§ **EXERCISE INPUTS**
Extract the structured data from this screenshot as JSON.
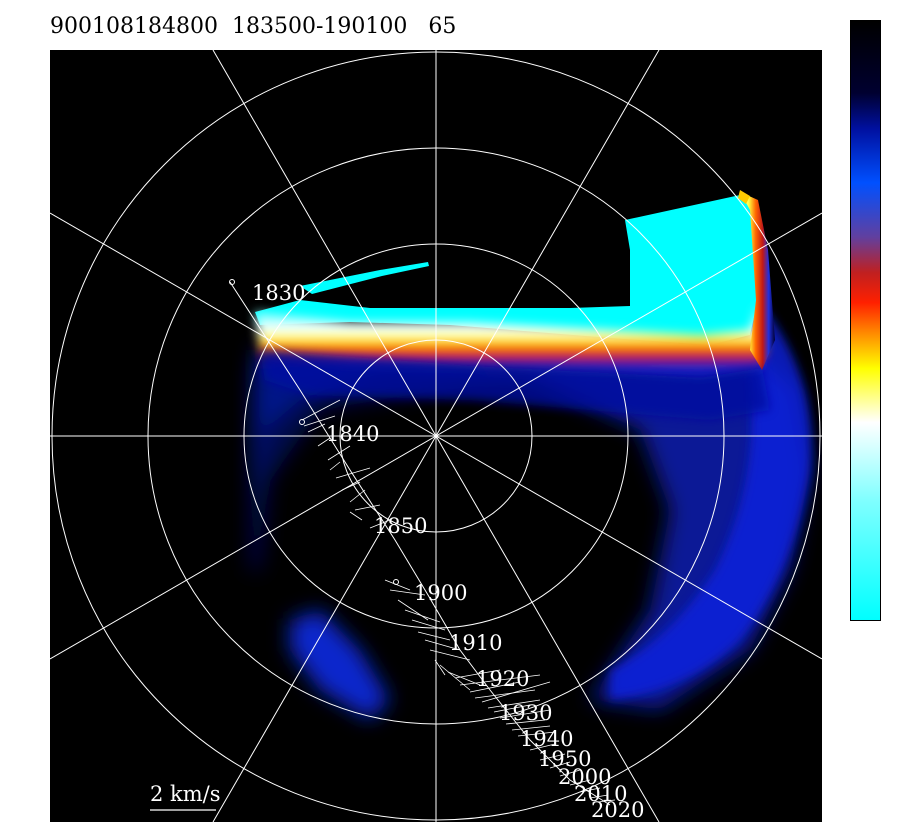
{
  "header": {
    "id": "900108184800",
    "time_range": "183500-190100",
    "value": "65"
  },
  "scale_label": "2 km/s",
  "colors": {
    "background": "#000000",
    "grid": "#ffffff",
    "colorbar_stops": [
      "#000000",
      "#000030",
      "#0010a0",
      "#0050ff",
      "#6040a0",
      "#c02020",
      "#ff2000",
      "#ff8800",
      "#ffff00",
      "#ffffff",
      "#80ffff",
      "#00ffff"
    ]
  },
  "chart_data": {
    "type": "polar-hodograph",
    "rings": 4,
    "spokes_deg": [
      0,
      30,
      60,
      90,
      120,
      150
    ],
    "track_labels": [
      "1830",
      "1840",
      "1850",
      "1900",
      "1910",
      "1920",
      "1930",
      "1940",
      "1950",
      "2000",
      "2010",
      "2020"
    ]
  }
}
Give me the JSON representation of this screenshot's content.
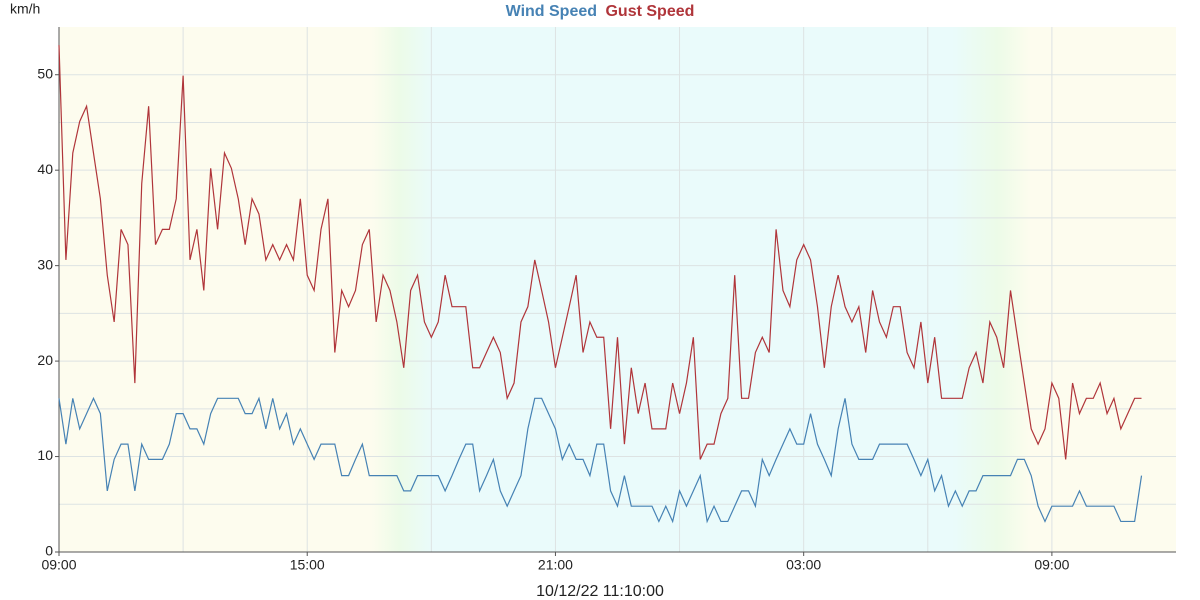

§ **INSTRUCTIONS FOR THE TASK**
Look through the entries above for the word "JSON". Copy every line where it shows up.

§ **TASK RESPONSE**
Extract the structured data from this screenshot as JSON.
Give me the JSON representation of this screenshot's content.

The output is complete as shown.